Transcribe the material word for word, but without the images.

[BEGIN EXERCISE MATERIALS]

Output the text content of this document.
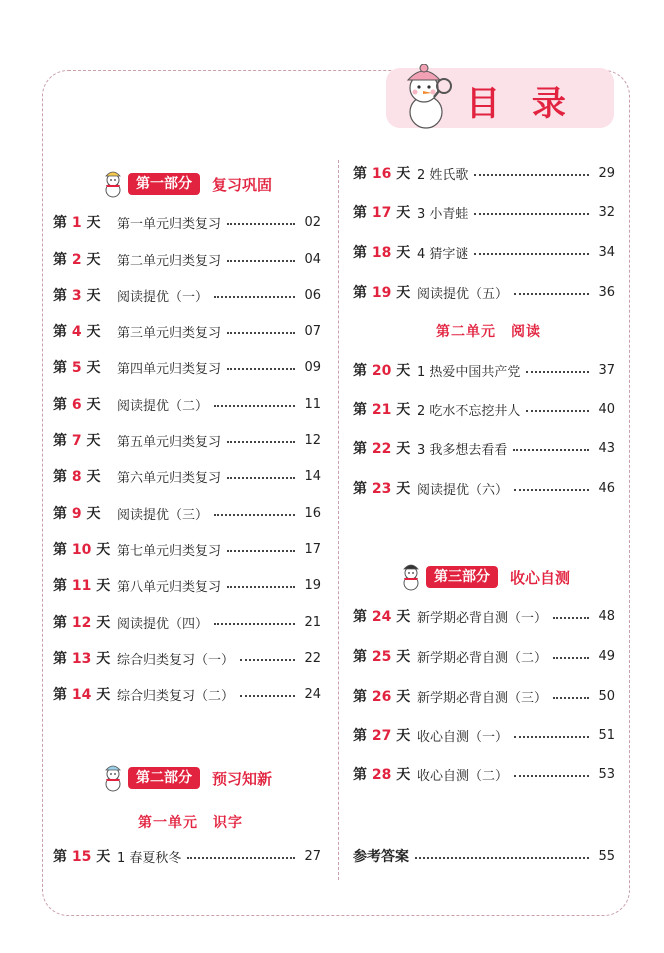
目 录
第一部分	复习巩固
第二部分	预习知新
第一单元　识字
第二单元　阅读
第三部分	收心自测
第 1 天	第一单元归类复习	02
第 2 天	第二单元归类复习	04
第 3 天	阅读提优（一）	06
第 4 天	第三单元归类复习	07
第 5 天	第四单元归类复习	09
第 6 天	阅读提优（二）	11
第 7 天	第五单元归类复习	12
第 8 天	第六单元归类复习	14
第 9 天	阅读提优（三）	16
第 10 天 第七单元归类复习	17
第 11 天 第八单元归类复习	19
第 12 天 阅读提优（四）	21
第 13 天 综合归类复习（一）	22
第 14 天 综合归类复习（二）	24
第 15 天 1 春夏秋冬	27
第 16 天 2 姓氏歌	29
第 17 天 3 小青蛙	32
第 18 天 4 猜字谜	34
第 19 天 阅读提优（五）	36
第 20 天 1 热爱中国共产党	37
第 21 天 2 吃水不忘挖井人	40
第 22 天 3 我多想去看看	43
第 23 天 阅读提优（六）	46
第 24 天 新学期必背自测（一）	48
第 25 天 新学期必背自测（二）	49
第 26 天 新学期必背自测（三）	50
第 27 天 收心自测（一）	51
第 28 天 收心自测（二）	53
参考答案	55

[END EXERCISE MATERIALS]

### SOLUTION TO THE EXERCISE
Output the text content of this document.
目 录
第一部分	复习巩固
第二部分	预习知新
第一单元　识字
第二单元　阅读
第三部分	收心自测
第 1 天	第一单元归类复习	02
第 2 天	第二单元归类复习	04
第 3 天	阅读提优（一）	06
第 4 天	第三单元归类复习	07
第 5 天	第四单元归类复习	09
第 6 天	阅读提优（二）	11
第 7 天	第五单元归类复习	12
第 8 天	第六单元归类复习	14
第 9 天	阅读提优（三）	16
第 10 天 第七单元归类复习	17
第 11 天 第八单元归类复习	19
第 12 天 阅读提优（四）	21
第 13 天 综合归类复习（一）	22
第 14 天 综合归类复习（二）	24
第 15 天 1 春夏秋冬	27
第 16 天 2 姓氏歌	29
第 17 天 3 小青蛙	32
第 18 天 4 猜字谜	34
第 19 天 阅读提优（五）	36
第 20 天 1 热爱中国共产党	37
第 21 天 2 吃水不忘挖井人	40
第 22 天 3 我多想去看看	43
第 23 天 阅读提优（六）	46
第 24 天 新学期必背自测（一）	48
第 25 天 新学期必背自测（二）	49
第 26 天 新学期必背自测（三）	50
第 27 天 收心自测（一）	51
第 28 天 收心自测（二）	53
参考答案	55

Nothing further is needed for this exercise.